#### Data for the task
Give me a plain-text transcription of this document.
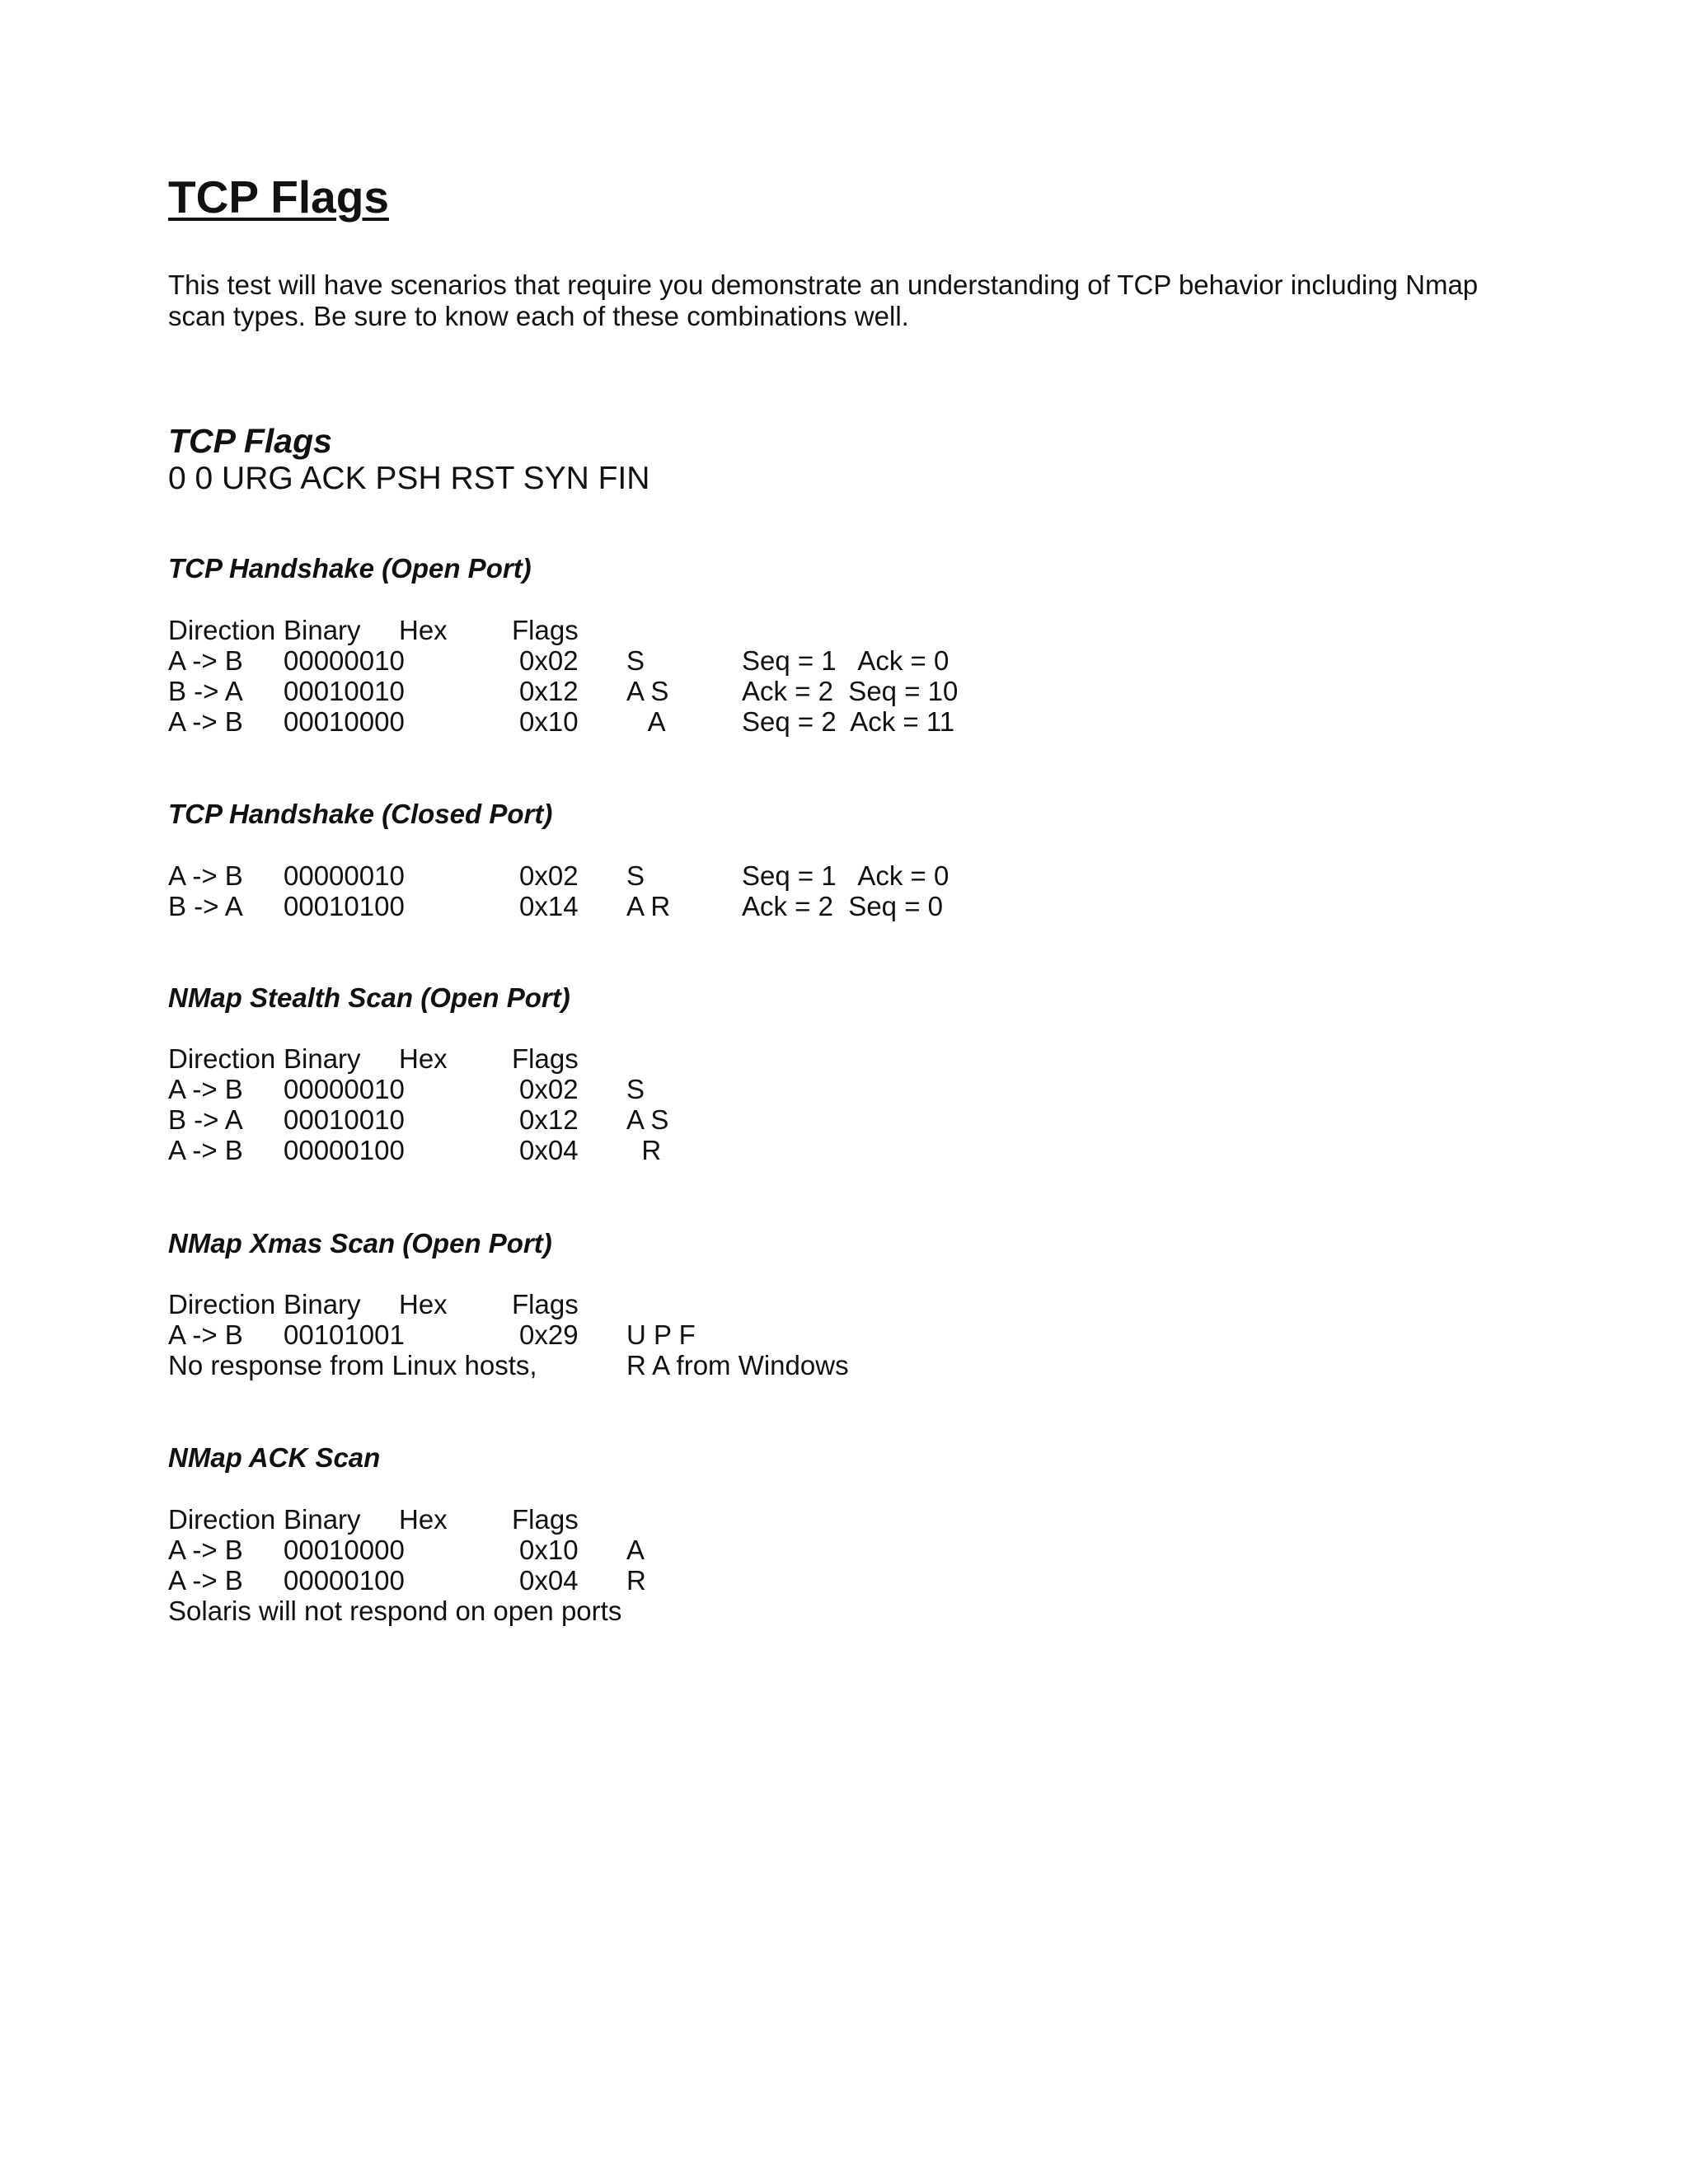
TCP Flags

This test will have scenarios that require you demonstrate an understanding of TCP behavior including Nmap scan types. Be sure to know each of these combinations well.

TCP Flags
0 0 URG ACK PSH RST SYN FIN
TCP Handshake (Open Port)
Direction Binary Hex Flags
A -> B 00000010	0x02 S	Seq = 1   Ack = 0
B -> A 00010010	0x12 A S	Ack = 2  Seq = 10
A -> B 00010000	0x10 A	Seq = 2  Ack = 11
TCP Handshake (Closed Port)
A -> B 00000010	0x02 S	Seq = 1   Ack = 0
B -> A 00010100	0x14 A R	Ack = 2  Seq = 0
NMap Stealth Scan (Open Port)
Direction Binary Hex Flags
A -> B 00000010	0x02 S
B -> A 00010010	0x12 A S
A -> B 00000100	0x04 R
NMap Xmas Scan (Open Port)
Direction Binary Hex Flags
A -> B 00101001	0x29 U P F
No response from Linux hosts,	R A from Windows
NMap ACK Scan
Direction Binary Hex Flags
A -> B 00010000	0x10 A
A -> B 00000100	0x04 R
Solaris will not respond on open ports
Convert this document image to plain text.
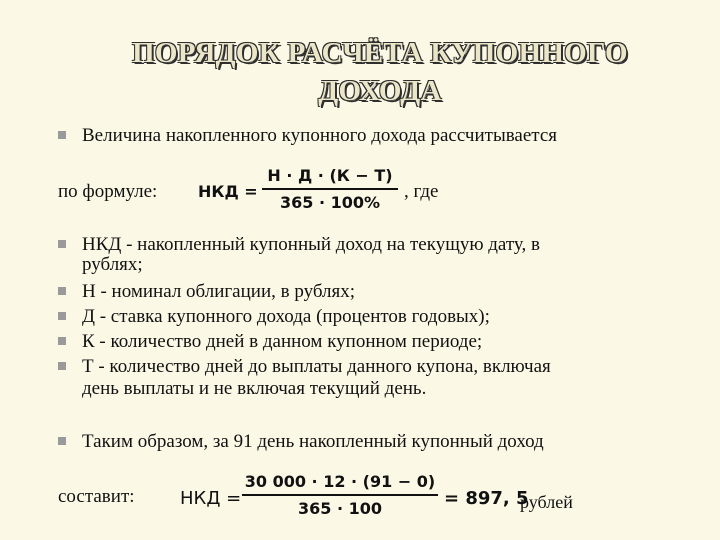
ПОРЯДОК РАСЧЁТА КУПОННОГО
ДОХОДА
Величина накопленного купонного дохода рассчитывается
по формуле:	НКД =
Н · Д · (К − Т)
365 · 100%
, где
НКД - накопленный купонный доход на текущую дату, в
рублях;
Н - номинал облигации, в рублях;
Д - ставка купонного дохода (процентов годовых);
К - количество дней в данном купонном периоде;
Т - количество дней до выплаты данного купона, включая
день выплаты и не включая текущий день.
Таким образом, за 91 день накопленный купонный доход
составит:	НКД =
30 000 · 12 · (91 − 0)
365 · 100	= 897, 5
рублей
########
An exact transcription of all the entries is required, without the pictures.

#### The output
Give me a plain-text transcription of this document.
TCP Flags

This test will have scenarios that require you demonstrate an understanding of TCP behavior including Nmap scan types. Be sure to know each of these combinations well.

TCP Flags
0 0 URG ACK PSH RST SYN FIN
TCP Handshake (Open Port)
Direction Binary Hex Flags
A -> B 00000010	0x02 S	Seq = 1   Ack = 0
B -> A 00010010	0x12 A S	Ack = 2  Seq = 10
A -> B 00010000	0x10 A	Seq = 2  Ack = 11
TCP Handshake (Closed Port)
A -> B 00000010	0x02 S	Seq = 1   Ack = 0
B -> A 00010100	0x14 A R	Ack = 2  Seq = 0
NMap Stealth Scan (Open Port)
Direction Binary Hex Flags
A -> B 00000010	0x02 S
B -> A 00010010	0x12 A S
A -> B 00000100	0x04 R
NMap Xmas Scan (Open Port)
Direction Binary Hex Flags
A -> B 00101001	0x29 U P F
No response from Linux hosts,	R A from Windows
NMap ACK Scan
Direction Binary Hex Flags
A -> B 00010000	0x10 A
A -> B 00000100	0x04 R
Solaris will not respond on open ports
Convert this document image to plain text.
ПОРЯДОК РАСЧЁТА КУПОННОГО
ДОХОДА
Величина накопленного купонного дохода рассчитывается
по формуле:	НКД =
Н · Д · (К − Т)
365 · 100%
, где
НКД - накопленный купонный доход на текущую дату, в
рублях;
Н - номинал облигации, в рублях;
Д - ставка купонного дохода (процентов годовых);
К - количество дней в данном купонном периоде;
Т - количество дней до выплаты данного купона, включая
день выплаты и не включая текущий день.
Таким образом, за 91 день накопленный купонный доход
составит:	НКД =
30 000 · 12 · (91 − 0)
365 · 100	= 897, 5
рублей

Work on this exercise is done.